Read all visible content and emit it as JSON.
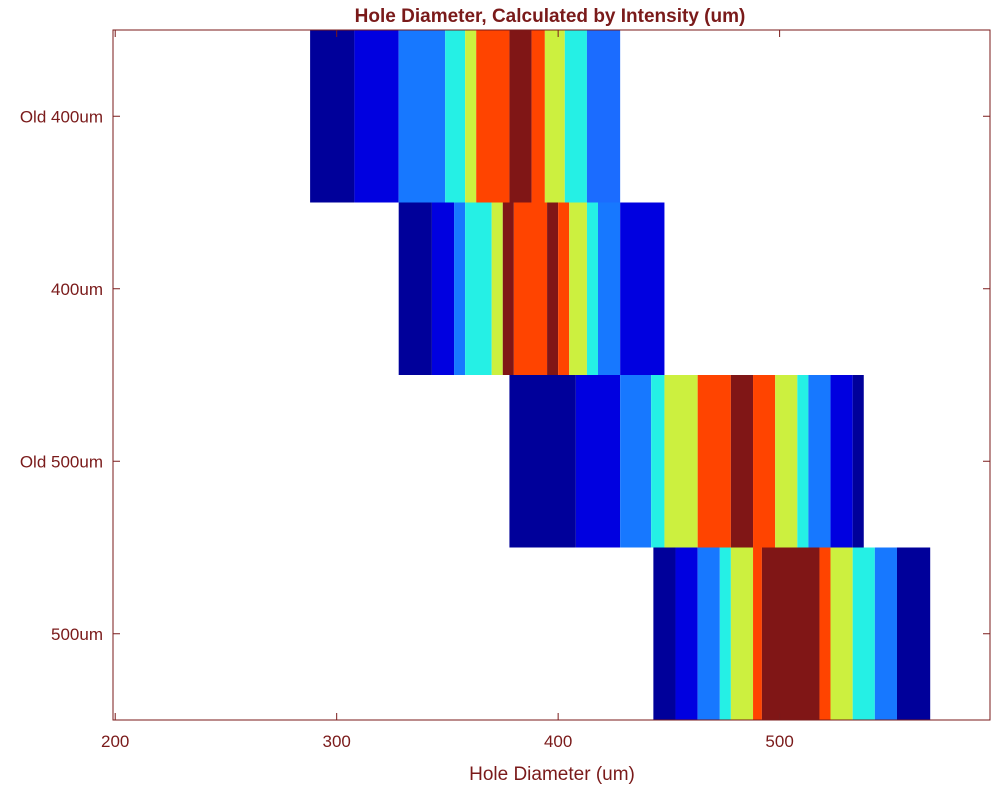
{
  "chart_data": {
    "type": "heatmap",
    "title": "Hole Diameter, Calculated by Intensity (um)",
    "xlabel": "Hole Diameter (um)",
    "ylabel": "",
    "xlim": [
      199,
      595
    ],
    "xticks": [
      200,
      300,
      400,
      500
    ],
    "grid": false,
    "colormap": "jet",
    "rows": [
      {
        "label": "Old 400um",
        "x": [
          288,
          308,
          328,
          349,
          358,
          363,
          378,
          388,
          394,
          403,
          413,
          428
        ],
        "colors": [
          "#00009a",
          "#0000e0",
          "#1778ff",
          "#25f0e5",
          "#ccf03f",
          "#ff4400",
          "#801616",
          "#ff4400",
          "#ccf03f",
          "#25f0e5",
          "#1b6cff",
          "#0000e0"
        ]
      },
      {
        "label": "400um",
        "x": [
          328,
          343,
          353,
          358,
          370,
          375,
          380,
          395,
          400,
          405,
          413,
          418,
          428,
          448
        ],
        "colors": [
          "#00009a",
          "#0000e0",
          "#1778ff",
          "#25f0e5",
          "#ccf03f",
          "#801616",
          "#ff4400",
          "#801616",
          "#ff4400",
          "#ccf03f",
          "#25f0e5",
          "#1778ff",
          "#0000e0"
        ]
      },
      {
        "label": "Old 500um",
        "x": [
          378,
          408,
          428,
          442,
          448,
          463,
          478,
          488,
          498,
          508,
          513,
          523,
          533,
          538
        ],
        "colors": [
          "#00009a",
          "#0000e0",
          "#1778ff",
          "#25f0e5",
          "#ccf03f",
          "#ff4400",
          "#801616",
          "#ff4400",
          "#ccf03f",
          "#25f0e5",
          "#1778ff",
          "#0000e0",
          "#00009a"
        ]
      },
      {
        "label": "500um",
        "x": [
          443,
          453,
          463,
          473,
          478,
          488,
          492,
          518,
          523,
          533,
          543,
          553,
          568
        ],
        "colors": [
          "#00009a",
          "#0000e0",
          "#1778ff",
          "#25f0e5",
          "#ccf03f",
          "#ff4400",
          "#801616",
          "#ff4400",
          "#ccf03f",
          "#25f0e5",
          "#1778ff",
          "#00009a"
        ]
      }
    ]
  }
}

____

Reproduce all the entries that precede this task, word for word, minus any pictures.

Read all visible content and emit it as JSON.
{
  "chart_data": {
    "type": "heatmap",
    "title": "Hole Diameter, Calculated by Intensity (um)",
    "xlabel": "Hole Diameter (um)",
    "ylabel": "",
    "xlim": [
      199,
      595
    ],
    "xticks": [
      200,
      300,
      400,
      500
    ],
    "grid": false,
    "colormap": "jet",
    "rows": [
      {
        "label": "Old 400um",
        "x": [
          288,
          308,
          328,
          349,
          358,
          363,
          378,
          388,
          394,
          403,
          413,
          428
        ],
        "colors": [
          "#00009a",
          "#0000e0",
          "#1778ff",
          "#25f0e5",
          "#ccf03f",
          "#ff4400",
          "#801616",
          "#ff4400",
          "#ccf03f",
          "#25f0e5",
          "#1b6cff",
          "#0000e0"
        ]
      },
      {
        "label": "400um",
        "x": [
          328,
          343,
          353,
          358,
          370,
          375,
          380,
          395,
          400,
          405,
          413,
          418,
          428,
          448
        ],
        "colors": [
          "#00009a",
          "#0000e0",
          "#1778ff",
          "#25f0e5",
          "#ccf03f",
          "#801616",
          "#ff4400",
          "#801616",
          "#ff4400",
          "#ccf03f",
          "#25f0e5",
          "#1778ff",
          "#0000e0"
        ]
      },
      {
        "label": "Old 500um",
        "x": [
          378,
          408,
          428,
          442,
          448,
          463,
          478,
          488,
          498,
          508,
          513,
          523,
          533,
          538
        ],
        "colors": [
          "#00009a",
          "#0000e0",
          "#1778ff",
          "#25f0e5",
          "#ccf03f",
          "#ff4400",
          "#801616",
          "#ff4400",
          "#ccf03f",
          "#25f0e5",
          "#1778ff",
          "#0000e0",
          "#00009a"
        ]
      },
      {
        "label": "500um",
        "x": [
          443,
          453,
          463,
          473,
          478,
          488,
          492,
          518,
          523,
          533,
          543,
          553,
          568
        ],
        "colors": [
          "#00009a",
          "#0000e0",
          "#1778ff",
          "#25f0e5",
          "#ccf03f",
          "#ff4400",
          "#801616",
          "#ff4400",
          "#ccf03f",
          "#25f0e5",
          "#1778ff",
          "#00009a"
        ]
      }
    ]
  }
}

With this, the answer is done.